Written task:
Count how many lines hold the string "ноские". Give that number alone.

--- start Material ---

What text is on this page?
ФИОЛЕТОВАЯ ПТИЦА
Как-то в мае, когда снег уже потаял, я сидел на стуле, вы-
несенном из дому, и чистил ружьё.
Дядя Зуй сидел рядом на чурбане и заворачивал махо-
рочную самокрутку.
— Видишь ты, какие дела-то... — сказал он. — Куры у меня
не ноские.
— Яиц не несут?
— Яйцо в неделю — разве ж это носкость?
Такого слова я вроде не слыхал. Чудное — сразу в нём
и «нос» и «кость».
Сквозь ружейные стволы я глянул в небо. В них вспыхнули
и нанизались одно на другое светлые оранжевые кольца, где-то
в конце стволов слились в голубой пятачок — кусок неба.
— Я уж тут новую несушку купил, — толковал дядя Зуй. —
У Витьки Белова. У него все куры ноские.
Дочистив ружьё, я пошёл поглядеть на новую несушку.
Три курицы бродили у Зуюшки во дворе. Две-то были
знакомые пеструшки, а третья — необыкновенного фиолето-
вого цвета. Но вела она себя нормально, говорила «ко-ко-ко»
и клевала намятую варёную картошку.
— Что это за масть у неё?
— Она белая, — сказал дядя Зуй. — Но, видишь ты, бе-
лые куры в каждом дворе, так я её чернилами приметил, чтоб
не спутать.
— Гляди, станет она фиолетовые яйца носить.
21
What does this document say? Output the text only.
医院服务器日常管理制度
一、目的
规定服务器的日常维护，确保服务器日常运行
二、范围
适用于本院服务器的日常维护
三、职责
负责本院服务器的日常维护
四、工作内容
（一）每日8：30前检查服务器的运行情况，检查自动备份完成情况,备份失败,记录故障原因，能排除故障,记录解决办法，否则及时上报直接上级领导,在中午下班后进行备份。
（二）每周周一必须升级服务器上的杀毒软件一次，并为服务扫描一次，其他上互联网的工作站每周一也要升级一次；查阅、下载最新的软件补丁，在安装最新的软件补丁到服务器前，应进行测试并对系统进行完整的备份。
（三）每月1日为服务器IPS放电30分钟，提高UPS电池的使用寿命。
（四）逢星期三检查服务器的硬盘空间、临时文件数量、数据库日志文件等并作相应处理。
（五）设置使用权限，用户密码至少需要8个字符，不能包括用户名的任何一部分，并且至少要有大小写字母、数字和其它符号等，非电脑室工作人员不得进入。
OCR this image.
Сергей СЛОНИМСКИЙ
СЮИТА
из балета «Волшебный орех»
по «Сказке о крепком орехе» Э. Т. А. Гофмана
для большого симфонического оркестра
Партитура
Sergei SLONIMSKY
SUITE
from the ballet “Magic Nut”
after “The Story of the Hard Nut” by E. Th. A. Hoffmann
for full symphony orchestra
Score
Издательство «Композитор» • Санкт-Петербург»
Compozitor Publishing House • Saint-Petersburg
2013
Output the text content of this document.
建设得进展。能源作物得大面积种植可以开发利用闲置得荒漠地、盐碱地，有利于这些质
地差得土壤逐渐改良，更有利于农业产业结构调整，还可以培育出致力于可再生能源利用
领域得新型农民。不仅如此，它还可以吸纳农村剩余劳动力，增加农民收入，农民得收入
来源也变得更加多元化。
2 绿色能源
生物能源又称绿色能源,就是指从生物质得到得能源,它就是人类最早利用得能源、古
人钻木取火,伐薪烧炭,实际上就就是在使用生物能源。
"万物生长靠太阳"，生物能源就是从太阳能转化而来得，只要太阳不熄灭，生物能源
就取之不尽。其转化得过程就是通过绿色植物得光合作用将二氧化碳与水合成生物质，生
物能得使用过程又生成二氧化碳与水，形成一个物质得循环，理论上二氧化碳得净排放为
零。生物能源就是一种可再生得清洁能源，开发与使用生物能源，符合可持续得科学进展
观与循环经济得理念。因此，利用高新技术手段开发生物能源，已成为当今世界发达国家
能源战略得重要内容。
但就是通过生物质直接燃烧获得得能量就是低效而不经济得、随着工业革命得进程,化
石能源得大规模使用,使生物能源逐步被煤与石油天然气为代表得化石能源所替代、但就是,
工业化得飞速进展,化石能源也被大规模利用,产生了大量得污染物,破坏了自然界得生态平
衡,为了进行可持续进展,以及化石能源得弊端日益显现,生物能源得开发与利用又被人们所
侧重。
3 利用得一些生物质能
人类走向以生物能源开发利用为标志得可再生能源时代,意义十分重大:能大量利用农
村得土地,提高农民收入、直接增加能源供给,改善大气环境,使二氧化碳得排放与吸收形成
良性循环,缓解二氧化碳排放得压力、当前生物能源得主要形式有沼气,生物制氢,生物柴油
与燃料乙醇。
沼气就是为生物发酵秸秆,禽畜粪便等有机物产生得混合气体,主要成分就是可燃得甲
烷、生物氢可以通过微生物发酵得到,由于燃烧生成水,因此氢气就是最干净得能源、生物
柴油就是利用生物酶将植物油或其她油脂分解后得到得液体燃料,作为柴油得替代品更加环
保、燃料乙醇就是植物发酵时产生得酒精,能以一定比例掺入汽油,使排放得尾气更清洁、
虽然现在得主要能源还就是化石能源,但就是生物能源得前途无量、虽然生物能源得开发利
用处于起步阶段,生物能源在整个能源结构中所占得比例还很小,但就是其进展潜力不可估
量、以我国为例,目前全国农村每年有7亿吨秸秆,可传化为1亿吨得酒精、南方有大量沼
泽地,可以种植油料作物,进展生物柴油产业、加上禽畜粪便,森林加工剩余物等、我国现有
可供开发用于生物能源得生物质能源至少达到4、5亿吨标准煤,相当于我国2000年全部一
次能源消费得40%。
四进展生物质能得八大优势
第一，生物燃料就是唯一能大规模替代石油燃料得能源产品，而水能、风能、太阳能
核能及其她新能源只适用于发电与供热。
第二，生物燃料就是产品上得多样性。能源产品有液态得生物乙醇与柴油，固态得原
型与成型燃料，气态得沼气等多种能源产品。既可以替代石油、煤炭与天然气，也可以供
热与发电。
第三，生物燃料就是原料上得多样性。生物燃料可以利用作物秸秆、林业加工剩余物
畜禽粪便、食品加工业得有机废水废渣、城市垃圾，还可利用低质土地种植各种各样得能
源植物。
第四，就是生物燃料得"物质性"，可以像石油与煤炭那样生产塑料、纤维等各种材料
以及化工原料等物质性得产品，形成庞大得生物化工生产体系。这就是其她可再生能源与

--- end Material ---

Result:
2